- **To be done**
Reproduce the records below exactly, leaving out any pictures.

- **Supplied entries**
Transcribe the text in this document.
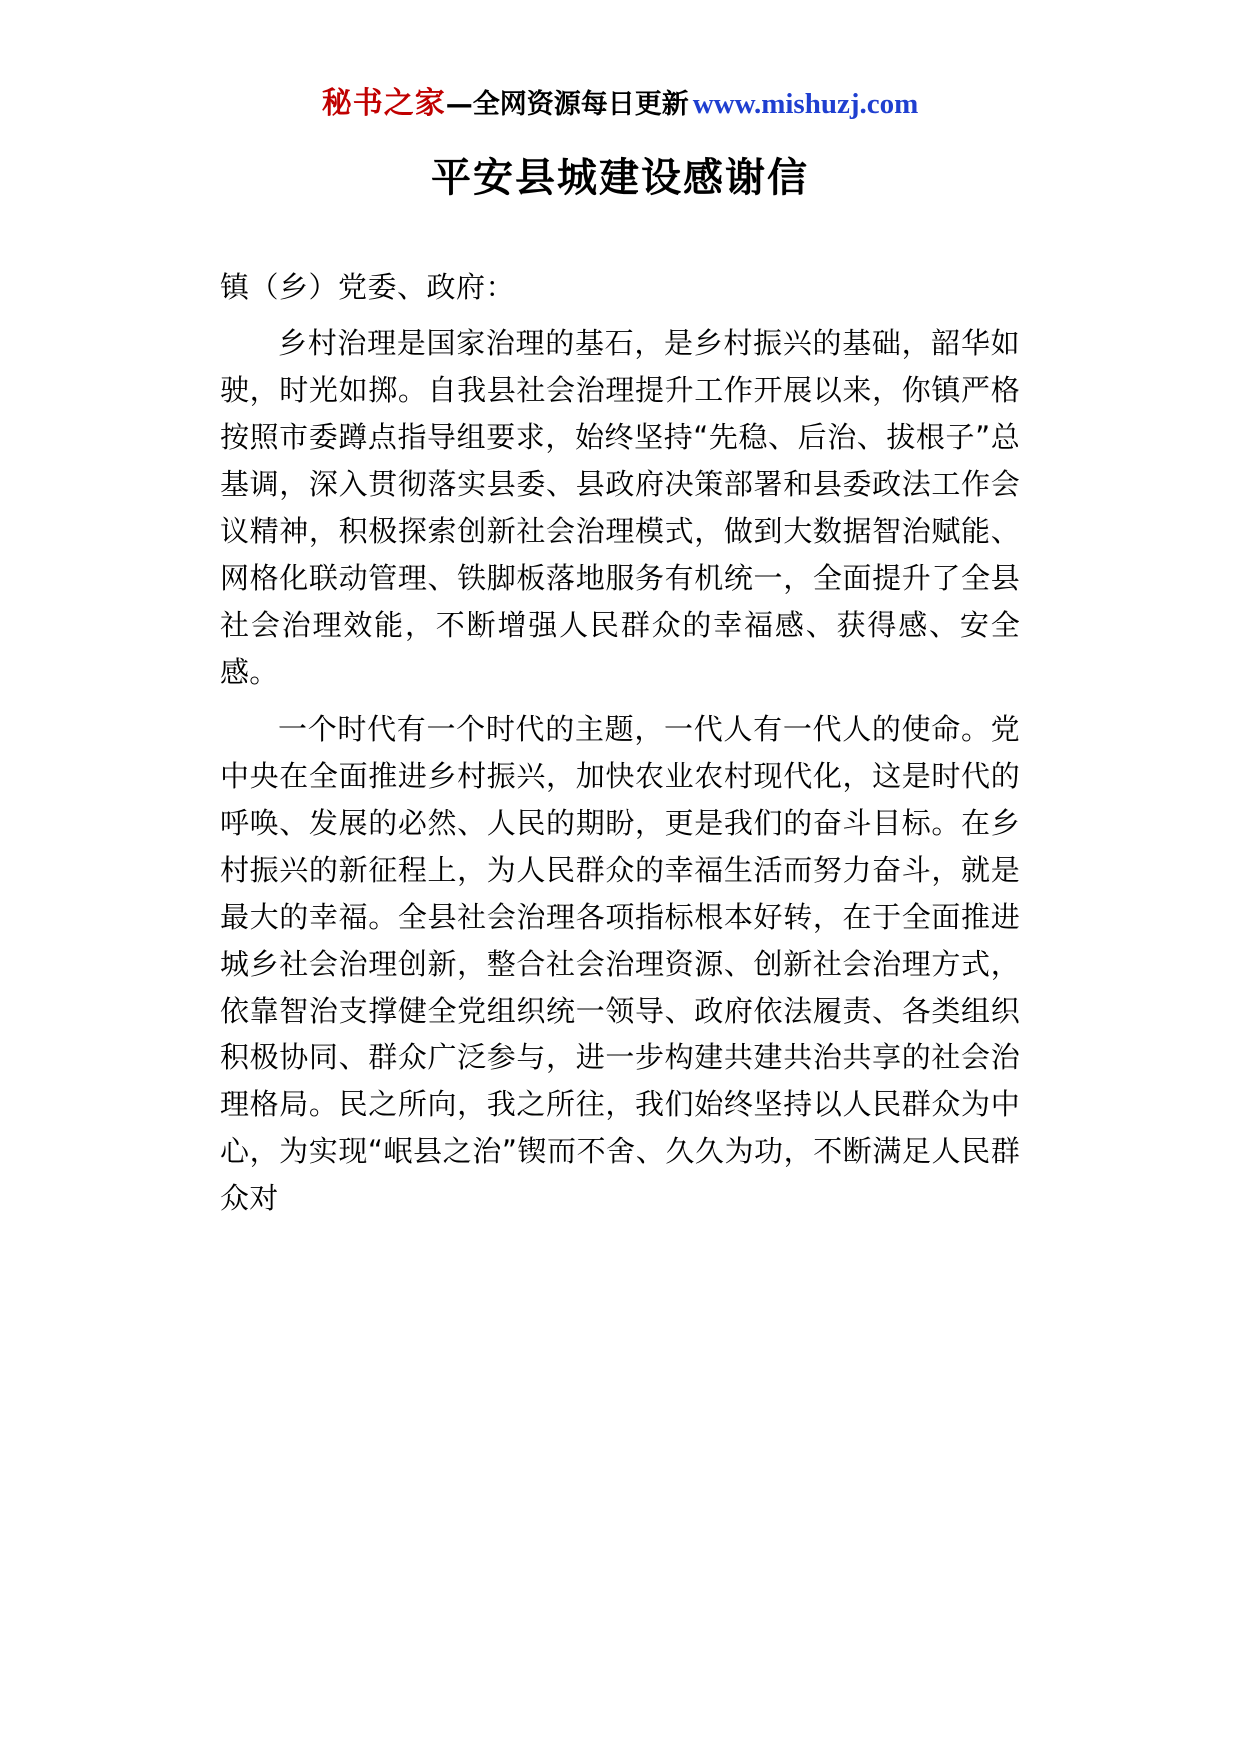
秘书之家—全网资源每日更新 www.mishuzj.com
平安县城建设感谢信
镇（乡）党委、政府：

乡村治理是国家治理的基石，是乡村振兴的基础，韶华如驶，时光如掷。自我县社会治理提升工作开展以来，你镇严格按照市委蹲点指导组要求，始终坚持“先稳、后治、拔根子”总基调，深入贯彻落实县委、县政府决策部署和县委政法工作会议精神，积极探索创新社会治理模式，做到大数据智治赋能、网格化联动管理、铁脚板落地服务有机统一，全面提升了全县社会治理效能，不断增强人民群众的幸福感、获得感、安全感。

一个时代有一个时代的主题，一代人有一代人的使命。党中央在全面推进乡村振兴，加快农业农村现代化，这是时代的呼唤、发展的必然、人民的期盼，更是我们的奋斗目标。在乡村振兴的新征程上，为人民群众的幸福生活而努力奋斗，就是最大的幸福。全县社会治理各项指标根本好转，在于全面推进城乡社会治理创新，整合社会治理资源、创新社会治理方式，依靠智治支撑健全党组织统一领导、政府依法履责、各类组织积极协同、群众广泛参与，进一步构建共建共治共享的社会治理格局。民之所向，我之所往，我们始终坚持以人民群众为中心，为实现“岷县之治”锲而不舍、久久为功，不断满足人民群众对
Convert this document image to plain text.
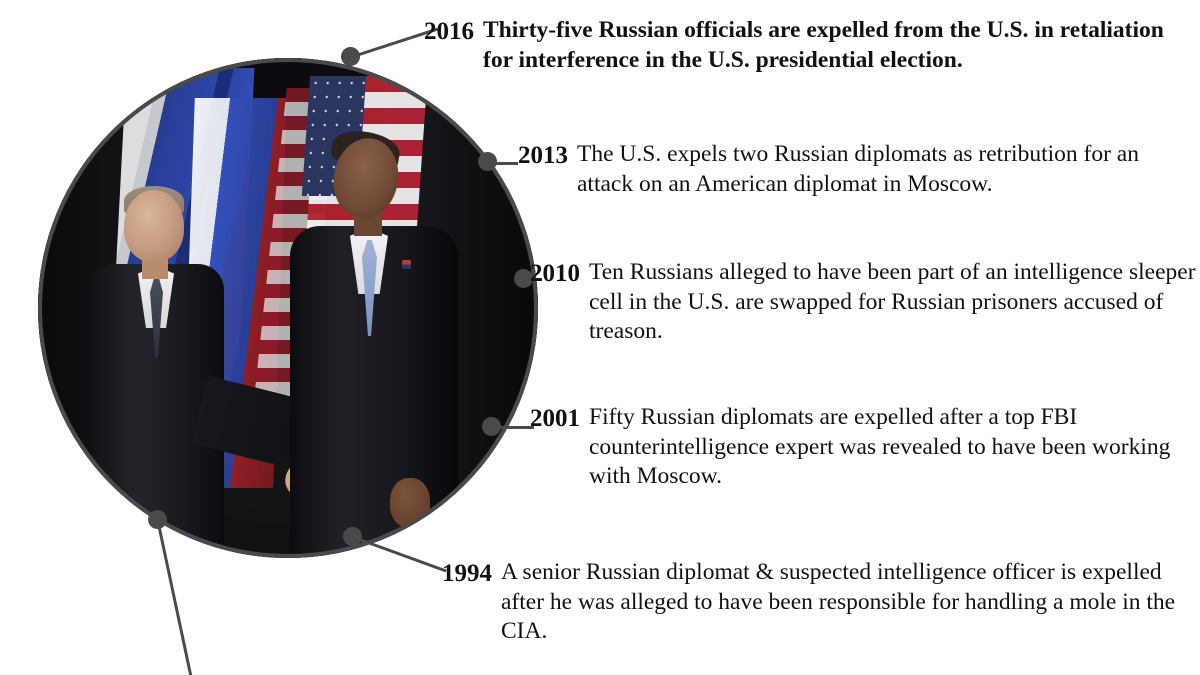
2016 Thirty-five Russian officials are expelled from the U.S. in retaliation for interference in the U.S. presidential election.
2013 The U.S. expels two Russian diplomats as retribution for an attack on an American diplomat in Moscow.
2010 Ten Russians alleged to have been part of an intelligence sleeper cell in the U.S. are swapped for Russian prisoners accused of treason.
2001 Fifty Russian diplomats are expelled after a top FBI counterintelligence expert was revealed to have been working with Moscow.
1994 A senior Russian diplomat & suspected intelligence officer is expelled after he was alleged to have been responsible for handling a mole in the CIA.
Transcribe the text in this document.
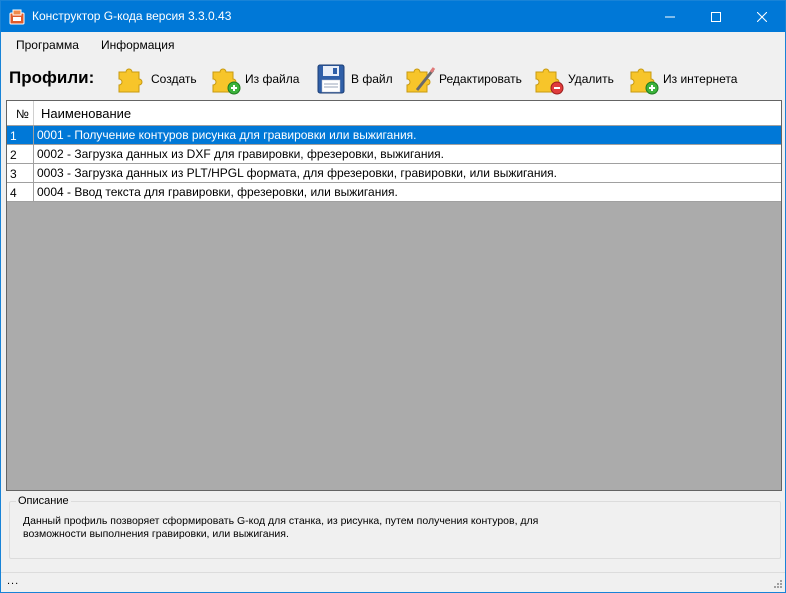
Конструктор G-кода версия 3.3.0.43
Программа Информация
Профили:	Создать	Из файла	В файл	Редактировать	Удалить	Из интернета
№ Наименование
1	0001 - Получение контуров рисунка для гравировки или выжигания.
2	0002 - Загрузка данных из DXF для гравировки, фрезеровки, выжигания.
3	0003 - Загрузка данных из PLT/HPGL формата, для фрезеровки, гравировки, или выжигания.
4	0004 - Ввод текста для гравировки, фрезеровки, или выжигания.
Описание
Данный профиль позворяет сформировать G-код для станка, из рисунка, путем получения контуров, для возможности выполнения гравировки, или выжигания.
...
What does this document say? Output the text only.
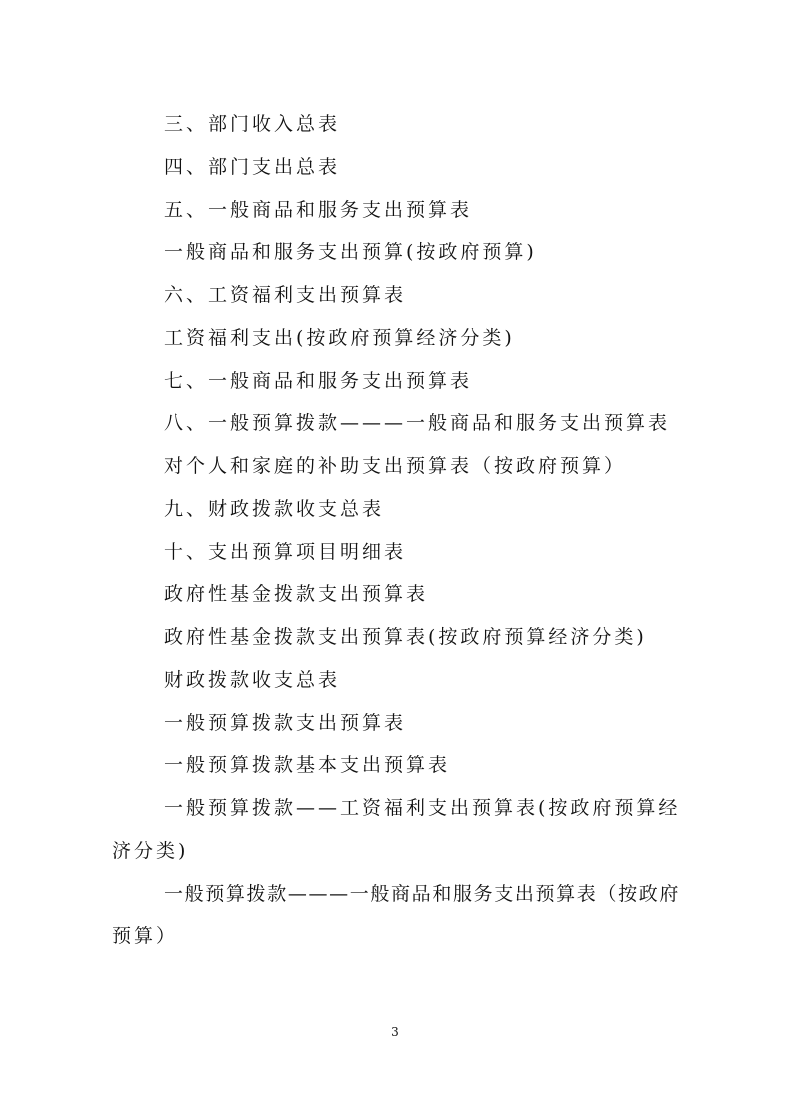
三、部门收入总表
四、部门支出总表
五、一般商品和服务支出预算表
一般商品和服务支出预算(按政府预算)
六、工资福利支出预算表
工资福利支出(按政府预算经济分类)
七、一般商品和服务支出预算表
八、一般预算拨款———一般商品和服务支出预算表
对个人和家庭的补助支出预算表（按政府预算）
九、财政拨款收支总表
十、支出预算项目明细表
政府性基金拨款支出预算表
政府性基金拨款支出预算表(按政府预算经济分类)
财政拨款收支总表
一般预算拨款支出预算表
一般预算拨款基本支出预算表
一般预算拨款——工资福利支出预算表(按政府预算经
济分类)
一般预算拨款———一般商品和服务支出预算表（按政府
预算）
3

- **Solution below**
Transcribe the text in this document.
秘书之家—全网资源每日更新 www.mishuzj.com
平安县城建设感谢信
镇（乡）党委、政府：

乡村治理是国家治理的基石，是乡村振兴的基础，韶华如驶，时光如掷。自我县社会治理提升工作开展以来，你镇严格按照市委蹲点指导组要求，始终坚持“先稳、后治、拔根子”总基调，深入贯彻落实县委、县政府决策部署和县委政法工作会议精神，积极探索创新社会治理模式，做到大数据智治赋能、网格化联动管理、铁脚板落地服务有机统一，全面提升了全县社会治理效能，不断增强人民群众的幸福感、获得感、安全感。

一个时代有一个时代的主题，一代人有一代人的使命。党中央在全面推进乡村振兴，加快农业农村现代化，这是时代的呼唤、发展的必然、人民的期盼，更是我们的奋斗目标。在乡村振兴的新征程上，为人民群众的幸福生活而努力奋斗，就是最大的幸福。全县社会治理各项指标根本好转，在于全面推进城乡社会治理创新，整合社会治理资源、创新社会治理方式，依靠智治支撑健全党组织统一领导、政府依法履责、各类组织积极协同、群众广泛参与，进一步构建共建共治共享的社会治理格局。民之所向，我之所往，我们始终坚持以人民群众为中心，为实现“岷县之治”锲而不舍、久久为功，不断满足人民群众对
Convert this document image to plain text.
2016 Thirty-five Russian officials are expelled from the U.S. in retaliation for interference in the U.S. presidential election.
2013 The U.S. expels two Russian diplomats as retribution for an attack on an American diplomat in Moscow.
2010 Ten Russians alleged to have been part of an intelligence sleeper cell in the U.S. are swapped for Russian prisoners accused of treason.
2001 Fifty Russian diplomats are expelled after a top FBI counterintelligence expert was revealed to have been working with Moscow.
1994 A senior Russian diplomat & suspected intelligence officer is expelled after he was alleged to have been responsible for handling a mole in the CIA.
Transcribe the text in this document.
Конструктор G-кода версия 3.3.0.43
Программа Информация
Профили:	Создать	Из файла	В файл	Редактировать	Удалить	Из интернета
№ Наименование
1	0001 - Получение контуров рисунка для гравировки или выжигания.
2	0002 - Загрузка данных из DXF для гравировки, фрезеровки, выжигания.
3	0003 - Загрузка данных из PLT/HPGL формата, для фрезеровки, гравировки, или выжигания.
4	0004 - Ввод текста для гравировки, фрезеровки, или выжигания.
Описание
Данный профиль позворяет сформировать G-код для станка, из рисунка, путем получения контуров, для возможности выполнения гравировки, или выжигания.
...
What does this document say? Output the text only.
三、部门收入总表
四、部门支出总表
五、一般商品和服务支出预算表
一般商品和服务支出预算(按政府预算)
六、工资福利支出预算表
工资福利支出(按政府预算经济分类)
七、一般商品和服务支出预算表
八、一般预算拨款———一般商品和服务支出预算表
对个人和家庭的补助支出预算表（按政府预算）
九、财政拨款收支总表
十、支出预算项目明细表
政府性基金拨款支出预算表
政府性基金拨款支出预算表(按政府预算经济分类)
财政拨款收支总表
一般预算拨款支出预算表
一般预算拨款基本支出预算表
一般预算拨款——工资福利支出预算表(按政府预算经
济分类)
一般预算拨款———一般商品和服务支出预算表（按政府
预算）
3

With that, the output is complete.